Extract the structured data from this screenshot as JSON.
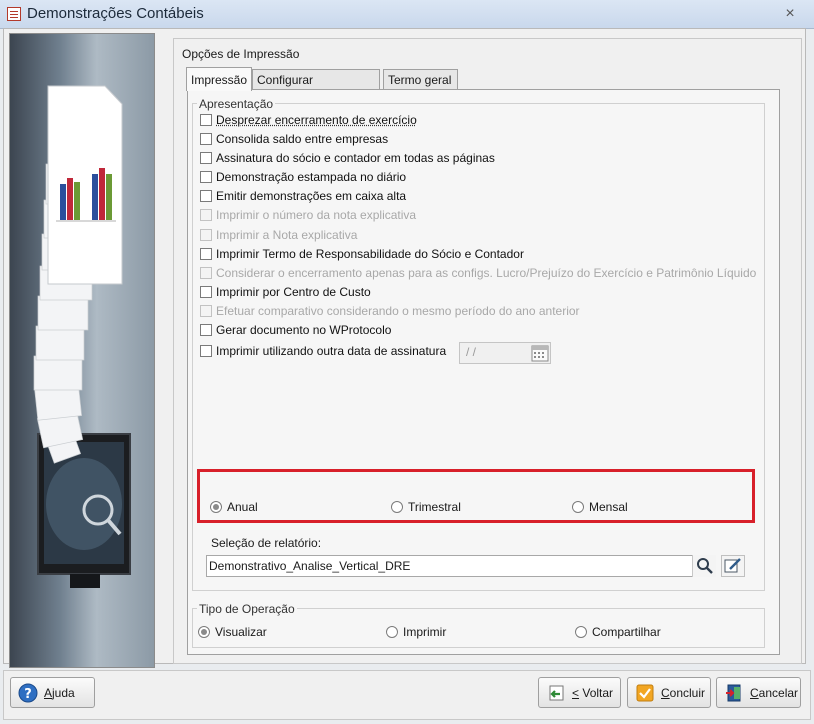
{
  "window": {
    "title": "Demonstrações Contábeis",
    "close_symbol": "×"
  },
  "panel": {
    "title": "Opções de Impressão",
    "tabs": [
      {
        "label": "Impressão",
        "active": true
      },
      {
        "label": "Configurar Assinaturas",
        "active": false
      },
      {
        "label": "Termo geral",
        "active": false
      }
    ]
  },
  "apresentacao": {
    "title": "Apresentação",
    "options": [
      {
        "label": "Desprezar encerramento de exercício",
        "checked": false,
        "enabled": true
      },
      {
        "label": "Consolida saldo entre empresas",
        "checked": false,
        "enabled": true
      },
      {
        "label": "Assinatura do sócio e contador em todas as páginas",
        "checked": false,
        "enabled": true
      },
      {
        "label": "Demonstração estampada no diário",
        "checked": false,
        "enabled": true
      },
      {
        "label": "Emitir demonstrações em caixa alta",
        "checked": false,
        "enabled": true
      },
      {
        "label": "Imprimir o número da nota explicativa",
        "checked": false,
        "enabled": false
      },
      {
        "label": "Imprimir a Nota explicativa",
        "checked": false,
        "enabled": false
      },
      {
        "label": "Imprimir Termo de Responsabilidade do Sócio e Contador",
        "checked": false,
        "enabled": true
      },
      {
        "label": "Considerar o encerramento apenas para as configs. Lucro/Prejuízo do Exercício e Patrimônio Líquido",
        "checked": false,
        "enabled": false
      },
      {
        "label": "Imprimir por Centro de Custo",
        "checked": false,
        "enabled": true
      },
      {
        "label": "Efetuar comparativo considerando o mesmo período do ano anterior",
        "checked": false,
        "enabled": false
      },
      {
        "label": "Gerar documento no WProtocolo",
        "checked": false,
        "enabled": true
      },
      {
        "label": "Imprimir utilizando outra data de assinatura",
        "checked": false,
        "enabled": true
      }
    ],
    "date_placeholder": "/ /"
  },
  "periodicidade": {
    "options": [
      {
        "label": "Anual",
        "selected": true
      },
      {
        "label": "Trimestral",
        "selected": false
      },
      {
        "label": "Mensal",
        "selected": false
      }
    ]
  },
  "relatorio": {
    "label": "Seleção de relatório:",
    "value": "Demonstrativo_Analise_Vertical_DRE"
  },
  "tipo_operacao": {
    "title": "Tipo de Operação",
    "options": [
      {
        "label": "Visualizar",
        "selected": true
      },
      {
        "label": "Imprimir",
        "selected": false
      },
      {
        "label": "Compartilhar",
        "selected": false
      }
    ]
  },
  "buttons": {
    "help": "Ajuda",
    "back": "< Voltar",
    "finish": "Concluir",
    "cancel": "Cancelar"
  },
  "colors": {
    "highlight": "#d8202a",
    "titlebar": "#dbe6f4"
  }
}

⁂

Take the listing above and restate it word for word, without its pictures.

Solution for this problem:
Extract the structured data from this screenshot as JSON.
{
  "window": {
    "title": "Demonstrações Contábeis",
    "close_symbol": "×"
  },
  "panel": {
    "title": "Opções de Impressão",
    "tabs": [
      {
        "label": "Impressão",
        "active": true
      },
      {
        "label": "Configurar Assinaturas",
        "active": false
      },
      {
        "label": "Termo geral",
        "active": false
      }
    ]
  },
  "apresentacao": {
    "title": "Apresentação",
    "options": [
      {
        "label": "Desprezar encerramento de exercício",
        "checked": false,
        "enabled": true
      },
      {
        "label": "Consolida saldo entre empresas",
        "checked": false,
        "enabled": true
      },
      {
        "label": "Assinatura do sócio e contador em todas as páginas",
        "checked": false,
        "enabled": true
      },
      {
        "label": "Demonstração estampada no diário",
        "checked": false,
        "enabled": true
      },
      {
        "label": "Emitir demonstrações em caixa alta",
        "checked": false,
        "enabled": true
      },
      {
        "label": "Imprimir o número da nota explicativa",
        "checked": false,
        "enabled": false
      },
      {
        "label": "Imprimir a Nota explicativa",
        "checked": false,
        "enabled": false
      },
      {
        "label": "Imprimir Termo de Responsabilidade do Sócio e Contador",
        "checked": false,
        "enabled": true
      },
      {
        "label": "Considerar o encerramento apenas para as configs. Lucro/Prejuízo do Exercício e Patrimônio Líquido",
        "checked": false,
        "enabled": false
      },
      {
        "label": "Imprimir por Centro de Custo",
        "checked": false,
        "enabled": true
      },
      {
        "label": "Efetuar comparativo considerando o mesmo período do ano anterior",
        "checked": false,
        "enabled": false
      },
      {
        "label": "Gerar documento no WProtocolo",
        "checked": false,
        "enabled": true
      },
      {
        "label": "Imprimir utilizando outra data de assinatura",
        "checked": false,
        "enabled": true
      }
    ],
    "date_placeholder": "/ /"
  },
  "periodicidade": {
    "options": [
      {
        "label": "Anual",
        "selected": true
      },
      {
        "label": "Trimestral",
        "selected": false
      },
      {
        "label": "Mensal",
        "selected": false
      }
    ]
  },
  "relatorio": {
    "label": "Seleção de relatório:",
    "value": "Demonstrativo_Analise_Vertical_DRE"
  },
  "tipo_operacao": {
    "title": "Tipo de Operação",
    "options": [
      {
        "label": "Visualizar",
        "selected": true
      },
      {
        "label": "Imprimir",
        "selected": false
      },
      {
        "label": "Compartilhar",
        "selected": false
      }
    ]
  },
  "buttons": {
    "help": "Ajuda",
    "back": "< Voltar",
    "finish": "Concluir",
    "cancel": "Cancelar"
  },
  "colors": {
    "highlight": "#d8202a",
    "titlebar": "#dbe6f4"
  }
}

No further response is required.